* [WHAT IS BEING ASKED]: Starting with the line that includes "Parse this screenshot: output", write out every remaining line of the records below exactly as it appears, leaving out any images.
╭─ RECORD SET
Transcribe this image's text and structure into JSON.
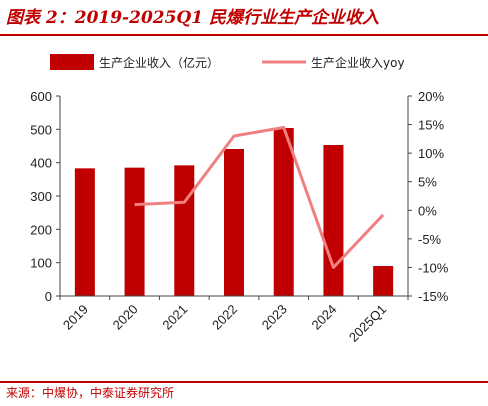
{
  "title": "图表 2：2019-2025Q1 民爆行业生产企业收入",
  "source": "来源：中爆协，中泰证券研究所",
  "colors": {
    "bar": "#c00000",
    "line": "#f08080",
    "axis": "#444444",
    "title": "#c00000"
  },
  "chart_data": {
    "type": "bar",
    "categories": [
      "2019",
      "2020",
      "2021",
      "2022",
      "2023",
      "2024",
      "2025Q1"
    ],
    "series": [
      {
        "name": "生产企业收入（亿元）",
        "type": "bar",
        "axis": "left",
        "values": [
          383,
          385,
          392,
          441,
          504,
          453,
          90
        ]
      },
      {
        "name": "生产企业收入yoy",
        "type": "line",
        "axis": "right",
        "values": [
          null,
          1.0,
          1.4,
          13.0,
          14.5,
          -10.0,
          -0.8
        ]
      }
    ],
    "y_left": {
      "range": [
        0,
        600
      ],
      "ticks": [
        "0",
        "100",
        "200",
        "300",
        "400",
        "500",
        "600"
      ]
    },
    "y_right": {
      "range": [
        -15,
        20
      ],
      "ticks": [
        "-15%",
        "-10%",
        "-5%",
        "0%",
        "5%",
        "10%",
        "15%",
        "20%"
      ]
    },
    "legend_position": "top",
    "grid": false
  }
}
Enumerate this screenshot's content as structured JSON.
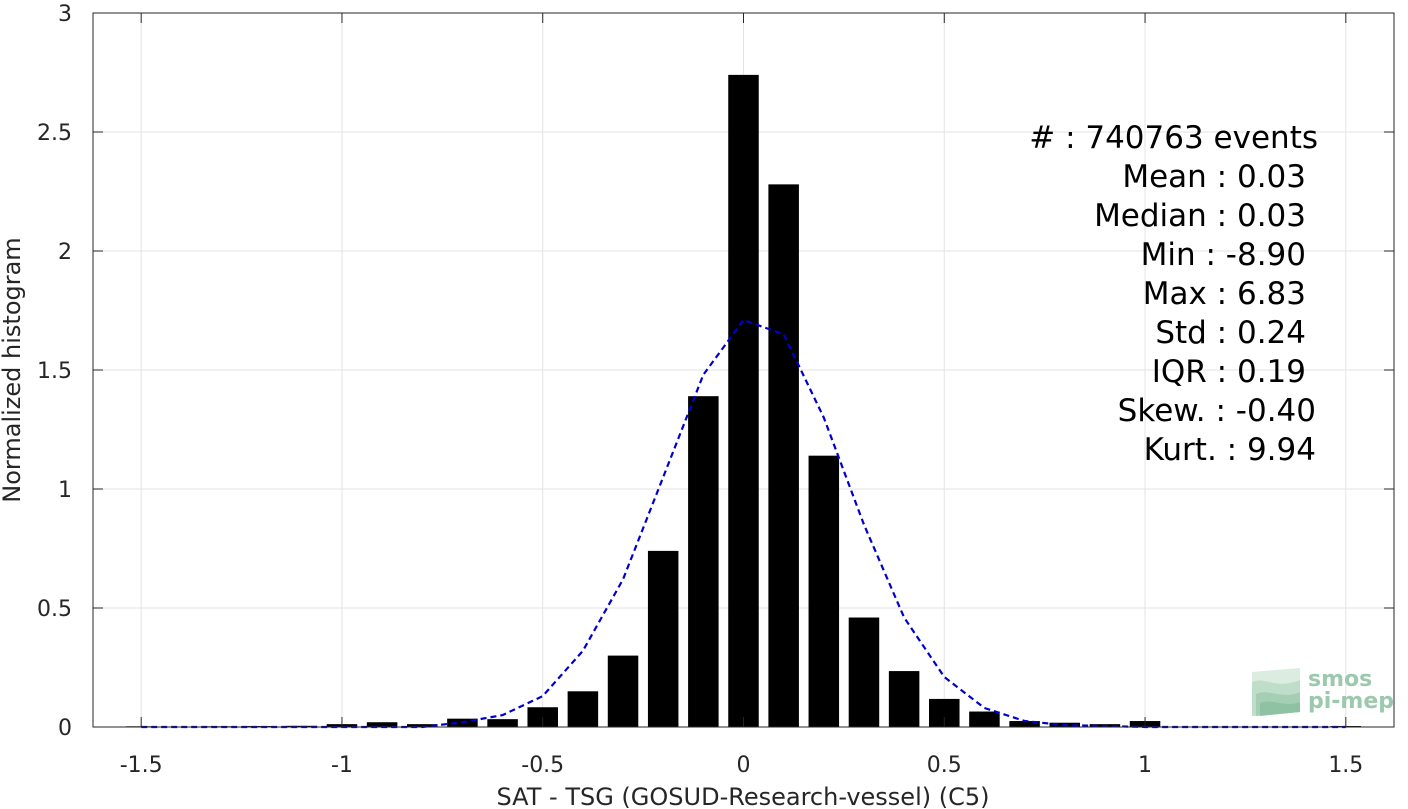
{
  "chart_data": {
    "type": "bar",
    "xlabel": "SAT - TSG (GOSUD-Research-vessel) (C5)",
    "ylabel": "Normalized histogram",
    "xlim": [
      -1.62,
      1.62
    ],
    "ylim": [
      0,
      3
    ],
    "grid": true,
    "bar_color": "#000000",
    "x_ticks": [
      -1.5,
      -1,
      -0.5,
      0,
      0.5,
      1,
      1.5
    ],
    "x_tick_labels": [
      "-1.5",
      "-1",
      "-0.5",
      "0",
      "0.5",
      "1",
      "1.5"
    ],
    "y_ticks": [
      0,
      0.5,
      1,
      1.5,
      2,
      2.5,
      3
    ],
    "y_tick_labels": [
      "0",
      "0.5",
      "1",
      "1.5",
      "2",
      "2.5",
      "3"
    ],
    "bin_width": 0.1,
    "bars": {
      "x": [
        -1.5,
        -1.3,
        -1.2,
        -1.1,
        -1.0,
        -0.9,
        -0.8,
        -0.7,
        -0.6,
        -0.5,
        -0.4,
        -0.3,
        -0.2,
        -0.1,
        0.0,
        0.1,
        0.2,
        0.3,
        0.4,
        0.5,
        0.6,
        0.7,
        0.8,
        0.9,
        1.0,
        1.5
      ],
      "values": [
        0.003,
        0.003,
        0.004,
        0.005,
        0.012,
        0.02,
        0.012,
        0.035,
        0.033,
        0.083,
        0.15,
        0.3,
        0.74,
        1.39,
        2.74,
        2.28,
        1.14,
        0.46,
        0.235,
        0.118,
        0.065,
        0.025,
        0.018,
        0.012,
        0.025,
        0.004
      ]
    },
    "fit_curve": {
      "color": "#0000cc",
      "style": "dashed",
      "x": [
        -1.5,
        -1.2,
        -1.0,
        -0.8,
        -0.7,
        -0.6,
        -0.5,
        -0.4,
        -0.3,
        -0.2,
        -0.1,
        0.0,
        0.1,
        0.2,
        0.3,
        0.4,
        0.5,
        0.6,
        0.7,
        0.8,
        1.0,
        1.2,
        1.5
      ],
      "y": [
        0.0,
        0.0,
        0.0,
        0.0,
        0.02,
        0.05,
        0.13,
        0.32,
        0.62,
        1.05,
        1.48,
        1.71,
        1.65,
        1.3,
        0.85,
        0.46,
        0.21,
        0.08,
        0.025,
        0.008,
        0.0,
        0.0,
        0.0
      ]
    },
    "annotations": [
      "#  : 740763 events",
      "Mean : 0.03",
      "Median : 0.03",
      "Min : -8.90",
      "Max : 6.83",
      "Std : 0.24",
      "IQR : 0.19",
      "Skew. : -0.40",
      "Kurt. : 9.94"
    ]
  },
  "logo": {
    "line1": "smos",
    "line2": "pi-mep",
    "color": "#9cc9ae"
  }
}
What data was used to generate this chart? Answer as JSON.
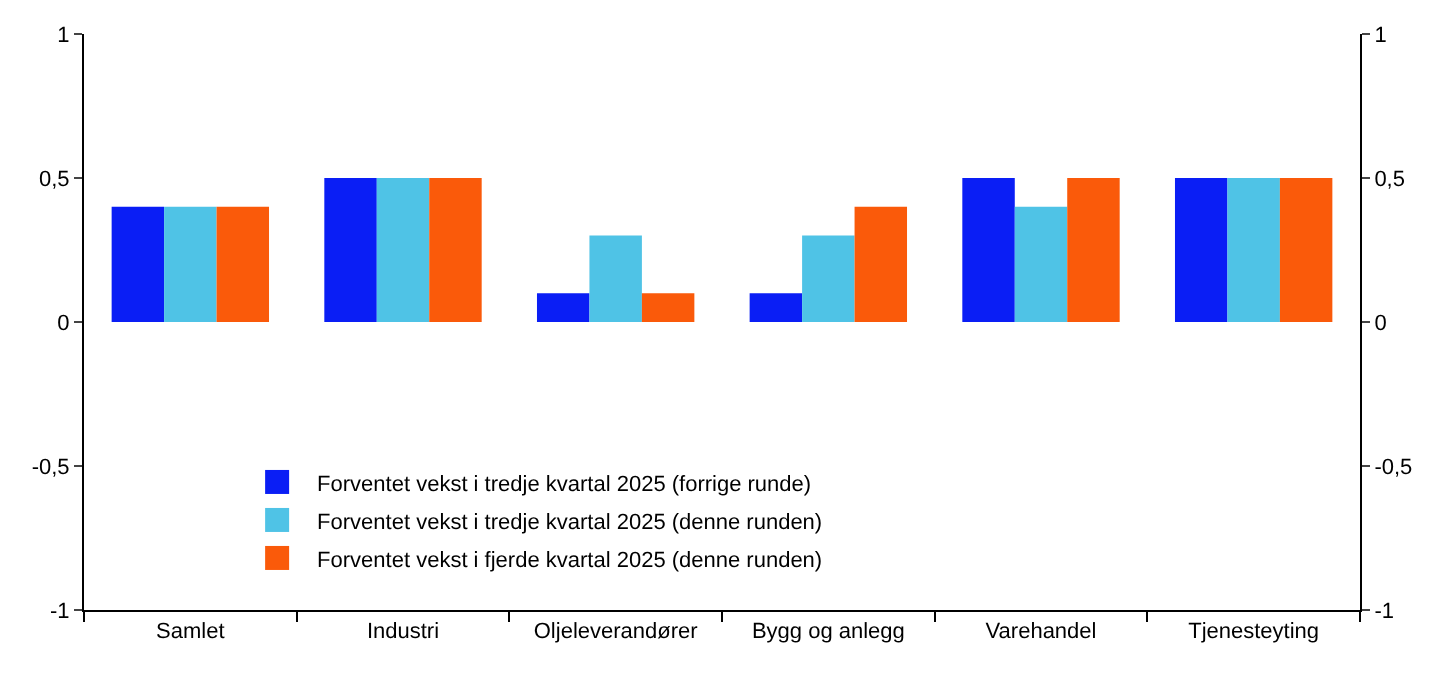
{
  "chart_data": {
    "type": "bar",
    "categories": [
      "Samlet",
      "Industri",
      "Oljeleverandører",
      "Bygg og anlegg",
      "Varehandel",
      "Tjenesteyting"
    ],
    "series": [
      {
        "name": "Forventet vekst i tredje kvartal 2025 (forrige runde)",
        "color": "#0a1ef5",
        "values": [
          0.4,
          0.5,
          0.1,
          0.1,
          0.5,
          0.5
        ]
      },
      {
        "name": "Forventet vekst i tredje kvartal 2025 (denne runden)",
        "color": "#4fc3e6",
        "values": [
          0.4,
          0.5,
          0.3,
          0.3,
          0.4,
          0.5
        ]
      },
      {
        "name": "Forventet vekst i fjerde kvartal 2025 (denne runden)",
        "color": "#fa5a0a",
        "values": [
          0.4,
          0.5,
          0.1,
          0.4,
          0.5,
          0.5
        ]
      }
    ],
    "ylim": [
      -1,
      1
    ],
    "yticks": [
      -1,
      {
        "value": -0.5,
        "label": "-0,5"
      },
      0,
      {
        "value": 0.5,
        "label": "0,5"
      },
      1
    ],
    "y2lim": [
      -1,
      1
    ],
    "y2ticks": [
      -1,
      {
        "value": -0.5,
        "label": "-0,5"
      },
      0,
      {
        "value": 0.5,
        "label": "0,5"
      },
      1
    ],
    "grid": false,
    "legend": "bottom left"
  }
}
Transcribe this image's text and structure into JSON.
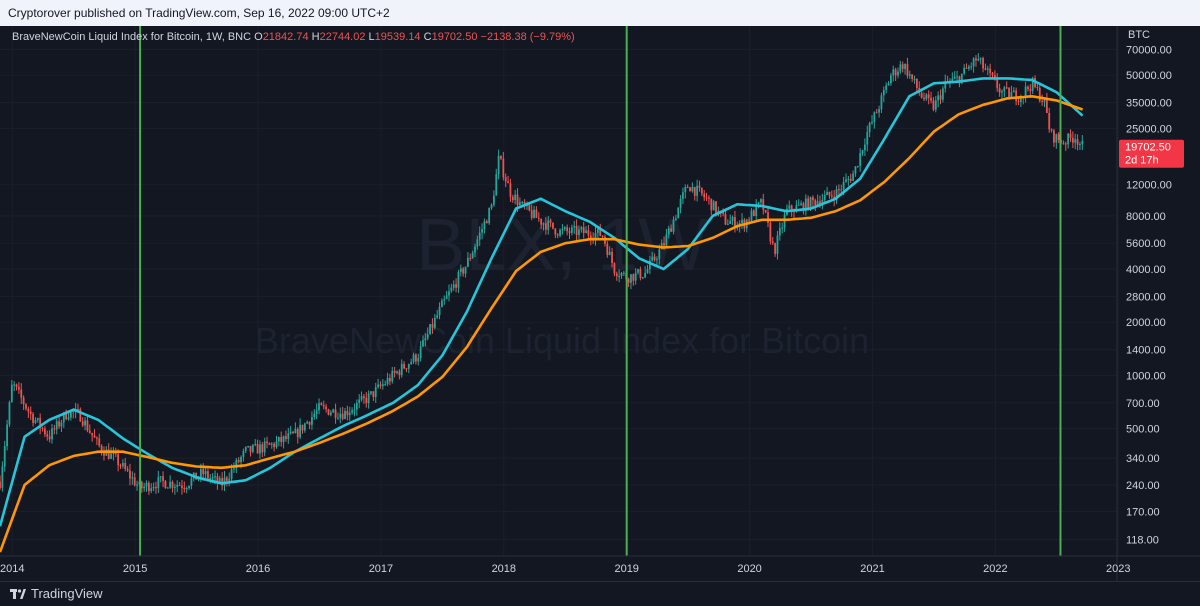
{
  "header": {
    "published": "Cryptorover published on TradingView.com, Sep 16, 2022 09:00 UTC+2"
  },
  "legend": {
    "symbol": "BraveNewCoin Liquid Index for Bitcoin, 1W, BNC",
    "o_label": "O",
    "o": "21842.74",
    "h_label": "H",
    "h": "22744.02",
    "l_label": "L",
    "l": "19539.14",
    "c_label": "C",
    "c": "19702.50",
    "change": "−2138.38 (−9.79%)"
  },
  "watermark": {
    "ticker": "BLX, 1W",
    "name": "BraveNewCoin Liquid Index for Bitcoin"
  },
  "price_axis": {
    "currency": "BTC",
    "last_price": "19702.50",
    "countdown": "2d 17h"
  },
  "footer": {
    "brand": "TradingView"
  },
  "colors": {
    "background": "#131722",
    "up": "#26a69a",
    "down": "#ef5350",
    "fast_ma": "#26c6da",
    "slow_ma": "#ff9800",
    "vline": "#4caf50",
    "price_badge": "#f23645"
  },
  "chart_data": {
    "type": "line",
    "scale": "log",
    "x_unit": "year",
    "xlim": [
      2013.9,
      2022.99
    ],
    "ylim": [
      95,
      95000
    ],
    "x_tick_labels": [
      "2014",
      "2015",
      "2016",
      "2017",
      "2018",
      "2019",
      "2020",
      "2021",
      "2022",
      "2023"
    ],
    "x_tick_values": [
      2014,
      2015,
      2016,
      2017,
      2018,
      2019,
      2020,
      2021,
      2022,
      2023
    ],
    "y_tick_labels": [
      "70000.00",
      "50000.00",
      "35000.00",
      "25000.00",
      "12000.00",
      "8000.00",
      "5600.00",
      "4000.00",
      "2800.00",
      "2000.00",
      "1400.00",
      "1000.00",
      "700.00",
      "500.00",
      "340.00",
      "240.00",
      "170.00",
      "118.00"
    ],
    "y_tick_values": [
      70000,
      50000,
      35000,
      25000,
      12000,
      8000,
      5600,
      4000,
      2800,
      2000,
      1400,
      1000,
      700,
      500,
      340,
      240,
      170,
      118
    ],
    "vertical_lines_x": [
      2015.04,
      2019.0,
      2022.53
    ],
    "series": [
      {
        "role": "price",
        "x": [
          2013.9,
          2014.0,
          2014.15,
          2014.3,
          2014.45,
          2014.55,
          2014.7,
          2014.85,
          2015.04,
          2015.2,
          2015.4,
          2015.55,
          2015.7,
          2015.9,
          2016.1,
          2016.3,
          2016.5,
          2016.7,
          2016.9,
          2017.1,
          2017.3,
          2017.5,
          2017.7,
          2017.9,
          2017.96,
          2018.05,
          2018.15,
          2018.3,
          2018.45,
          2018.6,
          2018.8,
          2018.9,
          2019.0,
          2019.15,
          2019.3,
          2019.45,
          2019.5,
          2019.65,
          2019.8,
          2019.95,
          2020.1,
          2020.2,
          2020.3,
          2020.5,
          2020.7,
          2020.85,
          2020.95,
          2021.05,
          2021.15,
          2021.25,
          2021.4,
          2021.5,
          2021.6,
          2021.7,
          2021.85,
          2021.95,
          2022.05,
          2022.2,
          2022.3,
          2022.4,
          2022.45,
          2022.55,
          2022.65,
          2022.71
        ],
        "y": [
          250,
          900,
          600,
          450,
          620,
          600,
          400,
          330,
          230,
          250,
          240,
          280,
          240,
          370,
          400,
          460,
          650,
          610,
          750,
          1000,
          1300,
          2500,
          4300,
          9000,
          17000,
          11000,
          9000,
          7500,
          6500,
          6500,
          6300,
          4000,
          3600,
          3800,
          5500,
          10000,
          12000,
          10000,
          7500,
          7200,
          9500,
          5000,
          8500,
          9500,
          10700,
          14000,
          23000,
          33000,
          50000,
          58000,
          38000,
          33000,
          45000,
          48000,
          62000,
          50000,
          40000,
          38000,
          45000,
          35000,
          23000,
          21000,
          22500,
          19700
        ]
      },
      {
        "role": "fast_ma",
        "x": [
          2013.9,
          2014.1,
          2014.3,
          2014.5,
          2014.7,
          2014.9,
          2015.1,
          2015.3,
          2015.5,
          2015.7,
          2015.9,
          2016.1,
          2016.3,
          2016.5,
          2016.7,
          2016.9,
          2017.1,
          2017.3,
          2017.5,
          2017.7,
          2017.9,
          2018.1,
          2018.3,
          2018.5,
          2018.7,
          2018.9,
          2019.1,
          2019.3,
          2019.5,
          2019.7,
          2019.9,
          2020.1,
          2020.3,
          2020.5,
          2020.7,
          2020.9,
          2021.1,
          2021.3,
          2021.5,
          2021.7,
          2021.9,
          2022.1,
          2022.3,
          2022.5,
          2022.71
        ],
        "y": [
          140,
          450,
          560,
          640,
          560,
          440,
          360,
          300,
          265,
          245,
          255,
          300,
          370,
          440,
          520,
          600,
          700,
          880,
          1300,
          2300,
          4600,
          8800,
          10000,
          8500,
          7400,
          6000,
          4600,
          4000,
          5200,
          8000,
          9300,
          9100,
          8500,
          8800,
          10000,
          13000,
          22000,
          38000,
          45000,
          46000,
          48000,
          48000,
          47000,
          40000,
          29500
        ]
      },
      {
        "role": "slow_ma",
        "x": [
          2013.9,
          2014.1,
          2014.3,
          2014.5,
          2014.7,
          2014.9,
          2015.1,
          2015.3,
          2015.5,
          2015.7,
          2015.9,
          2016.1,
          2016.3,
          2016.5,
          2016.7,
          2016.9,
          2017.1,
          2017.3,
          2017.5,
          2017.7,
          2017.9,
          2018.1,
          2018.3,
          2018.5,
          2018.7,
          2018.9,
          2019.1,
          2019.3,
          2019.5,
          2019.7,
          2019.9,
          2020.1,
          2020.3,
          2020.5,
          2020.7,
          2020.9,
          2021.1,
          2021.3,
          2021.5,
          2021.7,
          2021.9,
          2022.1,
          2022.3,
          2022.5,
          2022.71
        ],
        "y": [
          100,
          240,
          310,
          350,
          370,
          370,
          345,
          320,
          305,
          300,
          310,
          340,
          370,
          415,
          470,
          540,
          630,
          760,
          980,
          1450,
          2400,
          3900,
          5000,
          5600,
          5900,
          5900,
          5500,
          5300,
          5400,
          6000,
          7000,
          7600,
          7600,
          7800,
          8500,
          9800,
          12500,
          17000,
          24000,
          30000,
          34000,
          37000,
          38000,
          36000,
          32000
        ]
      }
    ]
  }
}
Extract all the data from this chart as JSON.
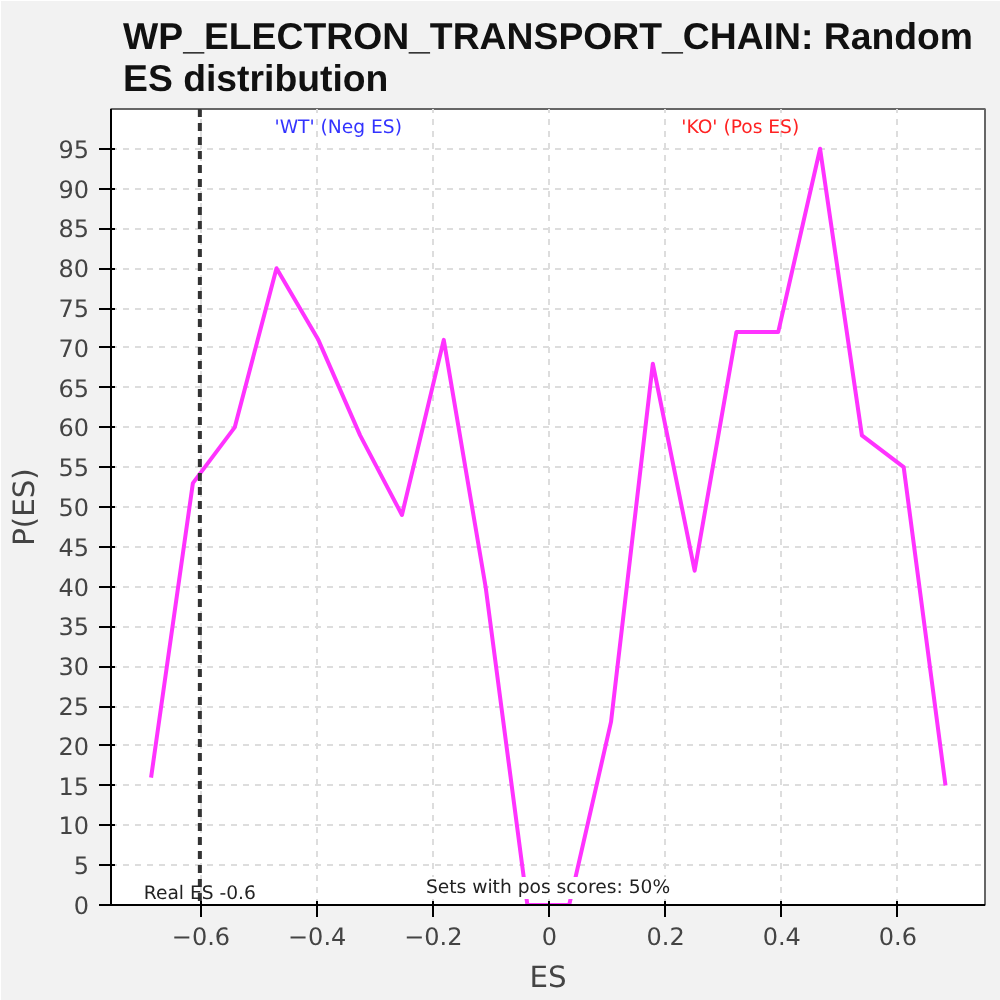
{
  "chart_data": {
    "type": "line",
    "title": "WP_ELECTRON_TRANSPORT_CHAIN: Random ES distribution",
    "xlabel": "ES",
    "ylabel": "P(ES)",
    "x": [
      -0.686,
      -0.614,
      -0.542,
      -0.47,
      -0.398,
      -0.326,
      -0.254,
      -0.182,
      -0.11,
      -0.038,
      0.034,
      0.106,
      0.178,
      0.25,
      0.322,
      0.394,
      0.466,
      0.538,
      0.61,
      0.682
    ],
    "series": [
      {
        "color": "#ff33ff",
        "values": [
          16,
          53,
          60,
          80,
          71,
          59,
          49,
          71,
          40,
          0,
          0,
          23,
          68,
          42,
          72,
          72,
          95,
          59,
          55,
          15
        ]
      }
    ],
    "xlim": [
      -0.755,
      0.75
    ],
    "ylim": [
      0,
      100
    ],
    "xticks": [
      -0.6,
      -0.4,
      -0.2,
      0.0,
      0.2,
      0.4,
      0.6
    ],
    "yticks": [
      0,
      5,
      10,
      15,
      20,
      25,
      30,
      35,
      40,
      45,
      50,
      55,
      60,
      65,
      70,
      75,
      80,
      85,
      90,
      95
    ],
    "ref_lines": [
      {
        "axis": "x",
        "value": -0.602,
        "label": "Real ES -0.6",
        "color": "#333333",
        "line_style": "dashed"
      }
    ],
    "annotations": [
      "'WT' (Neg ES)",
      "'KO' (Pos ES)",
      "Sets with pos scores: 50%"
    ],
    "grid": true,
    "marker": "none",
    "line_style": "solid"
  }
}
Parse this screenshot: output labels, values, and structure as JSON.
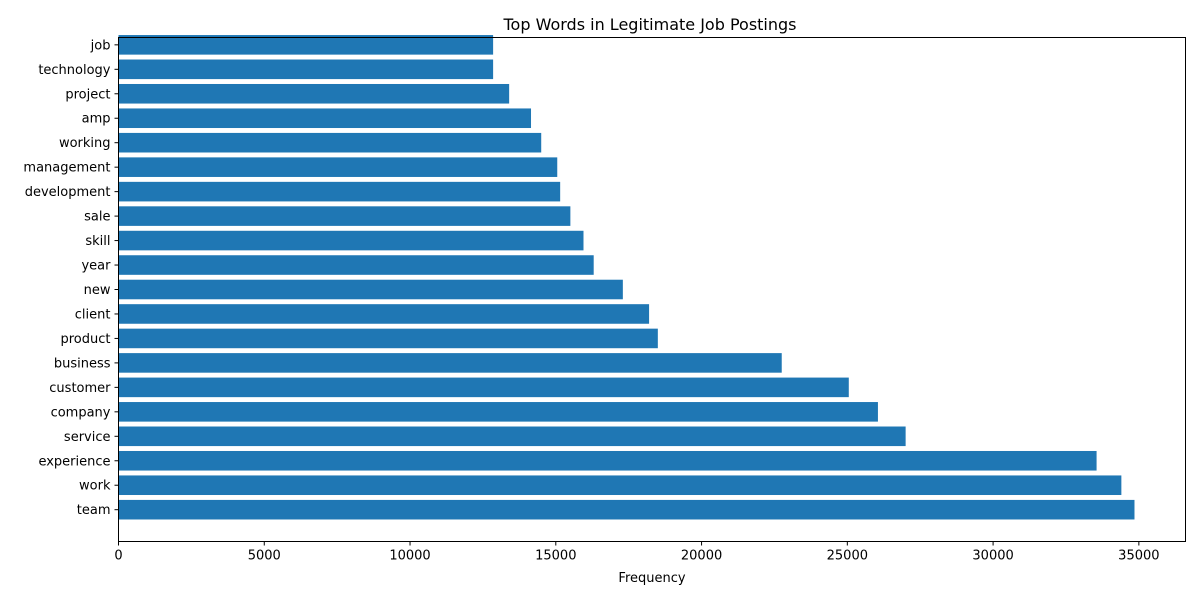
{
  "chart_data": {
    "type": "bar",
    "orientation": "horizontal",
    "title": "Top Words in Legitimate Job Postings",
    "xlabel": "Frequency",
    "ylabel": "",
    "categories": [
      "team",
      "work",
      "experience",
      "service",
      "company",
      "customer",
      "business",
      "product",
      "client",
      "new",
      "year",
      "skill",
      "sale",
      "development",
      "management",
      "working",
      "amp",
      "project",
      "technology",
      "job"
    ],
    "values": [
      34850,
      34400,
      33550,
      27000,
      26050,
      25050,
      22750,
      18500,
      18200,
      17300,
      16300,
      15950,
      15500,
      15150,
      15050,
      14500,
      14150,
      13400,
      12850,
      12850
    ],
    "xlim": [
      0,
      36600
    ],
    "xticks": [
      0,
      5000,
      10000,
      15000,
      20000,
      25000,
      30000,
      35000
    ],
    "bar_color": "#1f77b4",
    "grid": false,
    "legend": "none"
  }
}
╰─
* [CORRECT ANSWER]:
Parse this screenshot: output labels, values, and structure as JSON.
{
  "chart_data": {
    "type": "bar",
    "orientation": "horizontal",
    "title": "Top Words in Legitimate Job Postings",
    "xlabel": "Frequency",
    "ylabel": "",
    "categories": [
      "team",
      "work",
      "experience",
      "service",
      "company",
      "customer",
      "business",
      "product",
      "client",
      "new",
      "year",
      "skill",
      "sale",
      "development",
      "management",
      "working",
      "amp",
      "project",
      "technology",
      "job"
    ],
    "values": [
      34850,
      34400,
      33550,
      27000,
      26050,
      25050,
      22750,
      18500,
      18200,
      17300,
      16300,
      15950,
      15500,
      15150,
      15050,
      14500,
      14150,
      13400,
      12850,
      12850
    ],
    "xlim": [
      0,
      36600
    ],
    "xticks": [
      0,
      5000,
      10000,
      15000,
      20000,
      25000,
      30000,
      35000
    ],
    "bar_color": "#1f77b4",
    "grid": false,
    "legend": "none"
  }
}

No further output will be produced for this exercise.